+++ Source data +++

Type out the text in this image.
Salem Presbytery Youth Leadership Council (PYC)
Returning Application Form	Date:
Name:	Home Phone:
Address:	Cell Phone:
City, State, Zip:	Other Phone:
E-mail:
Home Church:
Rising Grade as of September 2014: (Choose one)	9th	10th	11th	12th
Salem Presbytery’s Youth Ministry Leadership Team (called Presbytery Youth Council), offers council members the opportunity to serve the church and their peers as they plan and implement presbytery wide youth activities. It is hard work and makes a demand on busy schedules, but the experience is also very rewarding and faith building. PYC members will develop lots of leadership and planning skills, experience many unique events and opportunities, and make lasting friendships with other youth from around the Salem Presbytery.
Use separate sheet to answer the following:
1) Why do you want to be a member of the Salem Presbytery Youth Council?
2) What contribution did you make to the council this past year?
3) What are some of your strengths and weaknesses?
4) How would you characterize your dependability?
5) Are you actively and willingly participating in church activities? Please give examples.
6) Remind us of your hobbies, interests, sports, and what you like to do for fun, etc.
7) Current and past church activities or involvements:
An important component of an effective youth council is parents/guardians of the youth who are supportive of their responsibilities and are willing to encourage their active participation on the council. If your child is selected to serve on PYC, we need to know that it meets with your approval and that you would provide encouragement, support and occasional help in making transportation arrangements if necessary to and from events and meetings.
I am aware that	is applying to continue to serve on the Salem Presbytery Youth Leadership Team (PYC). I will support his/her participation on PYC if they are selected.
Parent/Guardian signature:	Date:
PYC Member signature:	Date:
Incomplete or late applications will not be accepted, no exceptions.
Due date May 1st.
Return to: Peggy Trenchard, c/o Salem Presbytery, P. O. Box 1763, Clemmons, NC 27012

+++

What you are asked to do:
Go through the listing above and locate each line that holds the word "Phone". Copy those lines.

In response:
Name:	Home Phone:
Address:	Cell Phone:
City, State, Zip:	Other Phone:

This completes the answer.